__EXCERPTED DATA__.
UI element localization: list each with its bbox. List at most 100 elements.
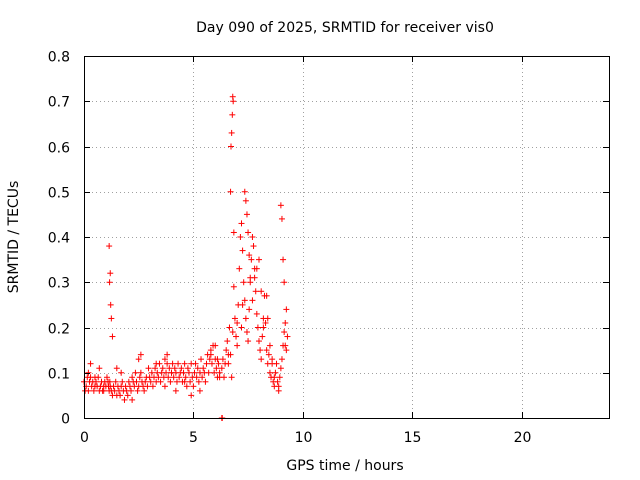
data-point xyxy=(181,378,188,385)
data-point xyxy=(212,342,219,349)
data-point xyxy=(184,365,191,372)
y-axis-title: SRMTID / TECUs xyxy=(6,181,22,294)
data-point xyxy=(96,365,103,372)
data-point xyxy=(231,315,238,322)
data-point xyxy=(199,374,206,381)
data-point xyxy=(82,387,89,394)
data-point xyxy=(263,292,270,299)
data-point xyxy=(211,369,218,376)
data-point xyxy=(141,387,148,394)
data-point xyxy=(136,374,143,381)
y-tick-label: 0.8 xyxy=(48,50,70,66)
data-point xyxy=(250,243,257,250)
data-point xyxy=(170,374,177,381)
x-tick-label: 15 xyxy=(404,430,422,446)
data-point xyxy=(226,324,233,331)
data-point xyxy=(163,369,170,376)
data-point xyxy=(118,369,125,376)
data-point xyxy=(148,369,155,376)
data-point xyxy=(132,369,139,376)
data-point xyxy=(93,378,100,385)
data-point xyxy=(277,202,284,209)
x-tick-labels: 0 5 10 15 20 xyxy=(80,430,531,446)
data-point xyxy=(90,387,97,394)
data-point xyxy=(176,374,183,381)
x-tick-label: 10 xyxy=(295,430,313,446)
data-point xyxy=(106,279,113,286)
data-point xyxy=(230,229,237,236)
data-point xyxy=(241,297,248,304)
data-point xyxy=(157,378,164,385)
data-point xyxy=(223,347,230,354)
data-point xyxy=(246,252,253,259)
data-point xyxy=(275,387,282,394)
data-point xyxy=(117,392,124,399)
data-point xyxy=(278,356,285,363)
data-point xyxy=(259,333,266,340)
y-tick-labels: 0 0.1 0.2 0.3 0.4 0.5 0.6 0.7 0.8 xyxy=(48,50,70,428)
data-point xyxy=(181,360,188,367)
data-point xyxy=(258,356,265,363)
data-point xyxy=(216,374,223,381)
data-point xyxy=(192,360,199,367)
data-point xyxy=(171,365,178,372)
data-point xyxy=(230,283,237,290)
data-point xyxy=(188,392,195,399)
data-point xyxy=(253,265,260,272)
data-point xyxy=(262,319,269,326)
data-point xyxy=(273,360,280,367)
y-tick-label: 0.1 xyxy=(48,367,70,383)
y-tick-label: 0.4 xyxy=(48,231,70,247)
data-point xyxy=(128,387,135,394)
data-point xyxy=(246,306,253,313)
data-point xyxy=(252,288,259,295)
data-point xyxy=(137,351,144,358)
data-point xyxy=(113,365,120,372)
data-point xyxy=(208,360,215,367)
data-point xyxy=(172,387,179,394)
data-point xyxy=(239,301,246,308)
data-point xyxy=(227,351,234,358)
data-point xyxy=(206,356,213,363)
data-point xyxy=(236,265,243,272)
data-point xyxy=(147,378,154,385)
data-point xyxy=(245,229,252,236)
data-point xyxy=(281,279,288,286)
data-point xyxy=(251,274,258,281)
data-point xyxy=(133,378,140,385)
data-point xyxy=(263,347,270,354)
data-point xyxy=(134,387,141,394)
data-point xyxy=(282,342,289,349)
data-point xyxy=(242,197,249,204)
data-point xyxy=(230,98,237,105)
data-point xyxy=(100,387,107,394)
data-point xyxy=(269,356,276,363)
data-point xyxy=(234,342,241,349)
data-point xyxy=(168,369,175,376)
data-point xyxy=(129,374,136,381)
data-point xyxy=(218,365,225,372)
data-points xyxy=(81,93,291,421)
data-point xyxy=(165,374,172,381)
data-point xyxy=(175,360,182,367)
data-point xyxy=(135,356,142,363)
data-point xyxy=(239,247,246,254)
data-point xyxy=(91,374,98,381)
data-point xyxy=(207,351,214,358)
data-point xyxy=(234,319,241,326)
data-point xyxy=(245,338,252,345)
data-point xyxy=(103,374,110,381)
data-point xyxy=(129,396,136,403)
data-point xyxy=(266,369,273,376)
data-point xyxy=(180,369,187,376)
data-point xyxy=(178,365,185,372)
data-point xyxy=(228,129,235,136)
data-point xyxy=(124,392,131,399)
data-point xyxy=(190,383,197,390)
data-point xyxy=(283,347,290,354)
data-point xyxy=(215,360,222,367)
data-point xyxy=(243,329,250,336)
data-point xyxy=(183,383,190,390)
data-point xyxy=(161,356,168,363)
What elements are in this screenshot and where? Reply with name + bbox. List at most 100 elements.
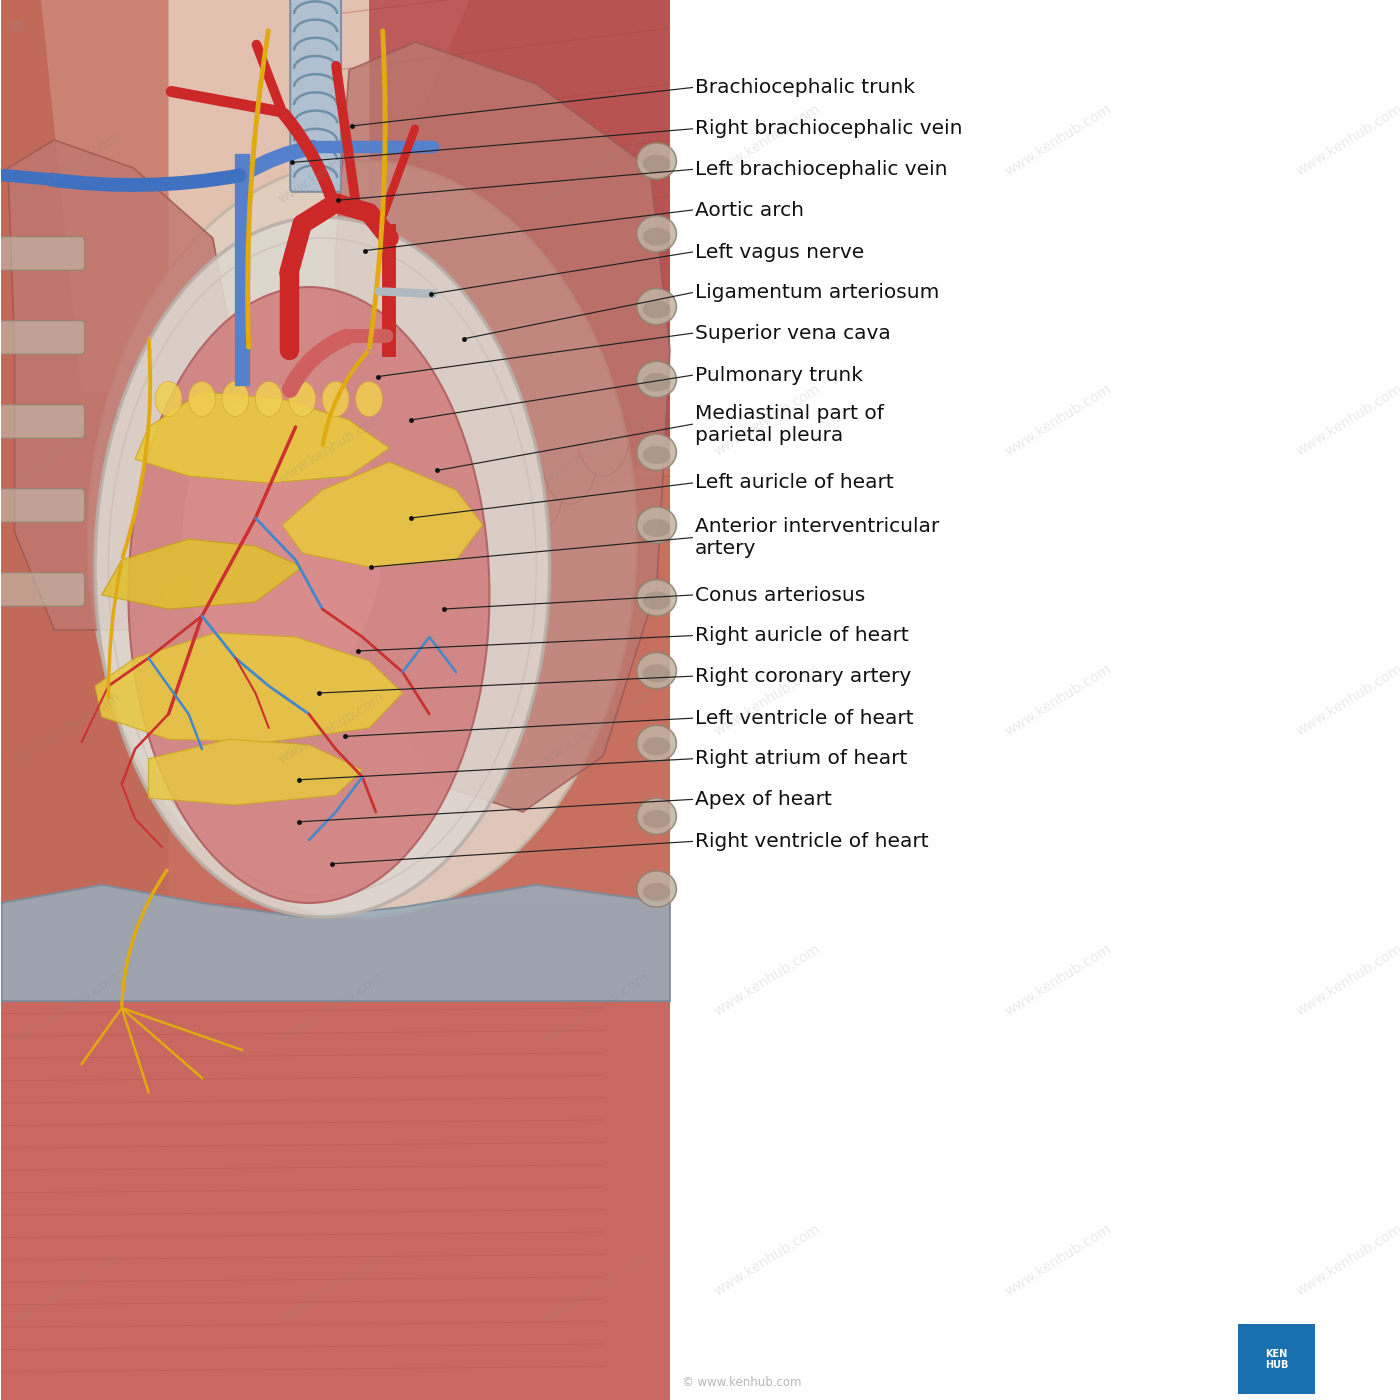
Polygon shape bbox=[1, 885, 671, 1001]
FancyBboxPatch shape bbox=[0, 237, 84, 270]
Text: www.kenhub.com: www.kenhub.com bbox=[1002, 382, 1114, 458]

__WORK TO DO__. Change "y-axis-title" to "y-axis-label" in the lines of the material starting at the one containing "data-point xyxy=(181,378,188,385)" and ending at the one containing "data-point xyxy=(230,229,237,236)", and give back only those lines with everything else unchanged.

__CORRECT RESPONSE__.
data-point xyxy=(181,378,188,385)
data-point xyxy=(212,342,219,349)
data-point xyxy=(184,365,191,372)
y-axis-label: SRMTID / TECUs xyxy=(6,181,22,294)
data-point xyxy=(96,365,103,372)
data-point xyxy=(231,315,238,322)
data-point xyxy=(199,374,206,381)
data-point xyxy=(82,387,89,394)
data-point xyxy=(263,292,270,299)
data-point xyxy=(211,369,218,376)
data-point xyxy=(141,387,148,394)
data-point xyxy=(136,374,143,381)
y-tick-label: 0.8 xyxy=(48,50,70,66)
data-point xyxy=(250,243,257,250)
data-point xyxy=(170,374,177,381)
x-tick-label: 15 xyxy=(404,430,422,446)
data-point xyxy=(226,324,233,331)
data-point xyxy=(163,369,170,376)
data-point xyxy=(118,369,125,376)
data-point xyxy=(148,369,155,376)
data-point xyxy=(132,369,139,376)
data-point xyxy=(93,378,100,385)
data-point xyxy=(277,202,284,209)
x-tick-labels: 0 5 10 15 20 xyxy=(80,430,531,446)
data-point xyxy=(90,387,97,394)
data-point xyxy=(176,374,183,381)
x-tick-label: 10 xyxy=(295,430,313,446)
data-point xyxy=(106,279,113,286)
data-point xyxy=(230,229,237,236)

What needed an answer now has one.